■ TEKS YANG DIKAJI ■
* * * * * * *
Sukatani dan Keresahan Publik

KONTAN.CO.ID - JAKARTA. Nama Sukatani, grup musik punk asal Purbalingga, Jawa Tengah, tiba-tiba nyaring terdengar. Begitu video permintaan maaf duo personelnya, gitaris Muhammad Syifa Al Lutfi dan vokalis Novi Citra Indriyati, diposting di akun instagram sukatani.band, publik bereaksi dan viral.
Sukatani meminta maaf kepada Kapolri dan institusi Polri atas lagu mereka yang berjudul Bayar Bayar Bayar. Penggalan lirik lagu itu antara lain: Mau bikin SIM, bayar polisi; Ketilang di jalan, bayar polisi; Touring motor gede, bayar polisi; Angkot mau ngetem, bayar polisi.
Lirik lagu Bayar Bayar Bayar dianggap mencemarkan nama baik polisi. Namun publik menyayangkan, permintaan maaf Sukatani sarat dengan intimidasi dan tekanan. Padahal, setiap warga negara Indonesia punya hak untuk berekspresi dan dilindungi oleh konstitusi.
Dukungan publik terhadap Sukatani tak terbendung. Maklumlah, lirik lagu Bayar Bayar Bayar mewakili keresahan masyarakat terhadap aparat negara, termasuk kepolisian.
Setelah viral, Polda Jawa Tengah memeriksa enam anggotanya atas dugaan intimidasi terhadap Sukatani. Kita tentu mengapresiasi langkah Polda Jateng mengusut dugaan intimidasi itu. Sebagai pengayom masyarakat, sudah selayaknya Kepolisian memberikan rasa aman, bukan sebaliknya, menyebarkan ketakutan di ruang publik.
Oleh karena itu, Polda Jateng harus memproses anggotanya secara terbuka dan transparan. Langkah ini agar menimbulkan efek jera dan tidak terulang di kemudian hari.
* * * * * * *
[Butir dataset tersimpan]
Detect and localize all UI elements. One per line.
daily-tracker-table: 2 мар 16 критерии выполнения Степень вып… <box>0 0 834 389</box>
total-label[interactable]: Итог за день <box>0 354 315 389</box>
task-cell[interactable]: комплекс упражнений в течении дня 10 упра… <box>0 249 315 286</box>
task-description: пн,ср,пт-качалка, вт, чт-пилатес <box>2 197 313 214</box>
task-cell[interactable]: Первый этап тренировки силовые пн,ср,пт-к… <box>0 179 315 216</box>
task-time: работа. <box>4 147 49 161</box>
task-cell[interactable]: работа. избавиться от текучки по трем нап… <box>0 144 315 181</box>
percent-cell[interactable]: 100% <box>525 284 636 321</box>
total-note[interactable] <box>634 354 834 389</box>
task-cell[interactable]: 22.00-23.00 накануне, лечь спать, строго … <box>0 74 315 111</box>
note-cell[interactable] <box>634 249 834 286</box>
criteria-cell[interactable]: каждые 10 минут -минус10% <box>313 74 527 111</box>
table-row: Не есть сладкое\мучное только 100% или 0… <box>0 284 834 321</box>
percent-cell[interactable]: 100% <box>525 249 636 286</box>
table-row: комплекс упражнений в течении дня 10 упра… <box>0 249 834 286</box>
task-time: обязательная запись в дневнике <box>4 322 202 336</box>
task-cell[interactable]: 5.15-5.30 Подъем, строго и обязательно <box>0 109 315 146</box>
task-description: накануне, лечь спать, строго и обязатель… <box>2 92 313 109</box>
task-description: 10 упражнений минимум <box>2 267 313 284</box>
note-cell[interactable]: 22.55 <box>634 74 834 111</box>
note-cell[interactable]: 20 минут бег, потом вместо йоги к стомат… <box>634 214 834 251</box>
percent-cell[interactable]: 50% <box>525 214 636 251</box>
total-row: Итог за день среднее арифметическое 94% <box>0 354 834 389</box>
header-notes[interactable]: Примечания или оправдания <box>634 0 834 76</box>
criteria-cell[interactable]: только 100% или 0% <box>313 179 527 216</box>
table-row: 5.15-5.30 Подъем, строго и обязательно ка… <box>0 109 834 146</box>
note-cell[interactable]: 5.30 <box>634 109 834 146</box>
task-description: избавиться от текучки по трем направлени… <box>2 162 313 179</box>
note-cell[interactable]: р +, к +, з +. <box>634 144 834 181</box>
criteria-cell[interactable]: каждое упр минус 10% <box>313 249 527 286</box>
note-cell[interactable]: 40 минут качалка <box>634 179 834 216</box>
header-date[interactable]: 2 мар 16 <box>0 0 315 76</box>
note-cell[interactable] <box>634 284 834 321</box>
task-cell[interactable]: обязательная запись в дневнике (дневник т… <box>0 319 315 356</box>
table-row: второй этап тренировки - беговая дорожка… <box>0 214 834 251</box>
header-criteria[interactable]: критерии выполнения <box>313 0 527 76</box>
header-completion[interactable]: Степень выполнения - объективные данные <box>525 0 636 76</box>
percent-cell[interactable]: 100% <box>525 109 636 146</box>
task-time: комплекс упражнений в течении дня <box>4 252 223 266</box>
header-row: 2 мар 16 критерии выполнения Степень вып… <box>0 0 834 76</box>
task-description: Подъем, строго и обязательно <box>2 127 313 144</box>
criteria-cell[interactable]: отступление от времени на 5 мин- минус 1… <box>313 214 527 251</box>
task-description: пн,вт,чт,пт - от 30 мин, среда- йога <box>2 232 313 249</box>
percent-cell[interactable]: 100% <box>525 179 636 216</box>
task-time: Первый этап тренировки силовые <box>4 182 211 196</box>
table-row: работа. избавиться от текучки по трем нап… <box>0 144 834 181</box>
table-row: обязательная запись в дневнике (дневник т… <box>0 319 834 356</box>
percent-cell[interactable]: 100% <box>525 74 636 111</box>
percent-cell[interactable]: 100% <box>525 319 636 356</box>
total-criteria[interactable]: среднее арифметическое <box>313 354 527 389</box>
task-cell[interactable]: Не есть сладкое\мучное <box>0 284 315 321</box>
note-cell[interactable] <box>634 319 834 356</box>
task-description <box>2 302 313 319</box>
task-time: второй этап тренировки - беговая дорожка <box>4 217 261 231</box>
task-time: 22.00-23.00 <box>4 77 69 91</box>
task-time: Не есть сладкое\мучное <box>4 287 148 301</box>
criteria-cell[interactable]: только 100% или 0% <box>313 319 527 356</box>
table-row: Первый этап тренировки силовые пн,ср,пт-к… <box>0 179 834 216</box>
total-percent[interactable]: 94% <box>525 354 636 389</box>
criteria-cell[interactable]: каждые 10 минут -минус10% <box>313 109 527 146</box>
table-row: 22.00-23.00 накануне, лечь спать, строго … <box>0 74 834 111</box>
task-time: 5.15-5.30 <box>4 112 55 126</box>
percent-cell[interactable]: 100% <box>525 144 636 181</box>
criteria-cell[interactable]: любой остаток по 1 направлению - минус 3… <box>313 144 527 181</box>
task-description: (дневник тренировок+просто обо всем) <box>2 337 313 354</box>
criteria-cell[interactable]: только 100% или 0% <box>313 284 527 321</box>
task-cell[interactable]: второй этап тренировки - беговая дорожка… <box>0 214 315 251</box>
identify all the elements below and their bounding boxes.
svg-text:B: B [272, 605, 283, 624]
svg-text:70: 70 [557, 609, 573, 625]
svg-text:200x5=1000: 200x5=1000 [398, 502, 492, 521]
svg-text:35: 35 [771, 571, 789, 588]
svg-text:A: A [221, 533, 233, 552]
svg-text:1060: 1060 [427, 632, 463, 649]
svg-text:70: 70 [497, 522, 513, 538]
* * * * * * *
■ PETUNJUK TUGAS ■
1. Sebutkan semua situasi dalam penggalan lirik lagu Bayar Bayar Bayar yang tercantum pada teks tentang Sukatani, yakni situasi yang masing-masing diikuti frasa "bayar polisi".
2. Tuliskan kembali tanpa perubahan bagian teks tentang Sukatani yang diawali dengan kata-kata yang memuat "Lirik lagu Bayar Bayar Bayar dianggap" dan diakhiri dengan "negara, termasuk kepolisian.".

■ JAWABAN ■
1.
- Mau bikin SIM
- Ketilang di jalan
- Touring motor gede
- Angkot mau ngetem

2.
Lirik lagu Bayar Bayar Bayar dianggap mencemarkan nama baik polisi. Namun publik menyayangkan, permintaan maaf Sukatani sarat dengan intimidasi dan tekanan. Padahal, setiap warga negara Indonesia punya hak untuk berekspresi dan dilindungi oleh konstitusi.
Dukungan publik terhadap Sukatani tak terbendung. Maklumlah, lirik lagu Bayar Bayar Bayar mewakili keresahan masyarakat terhadap aparat negara, termasuk kepolisian.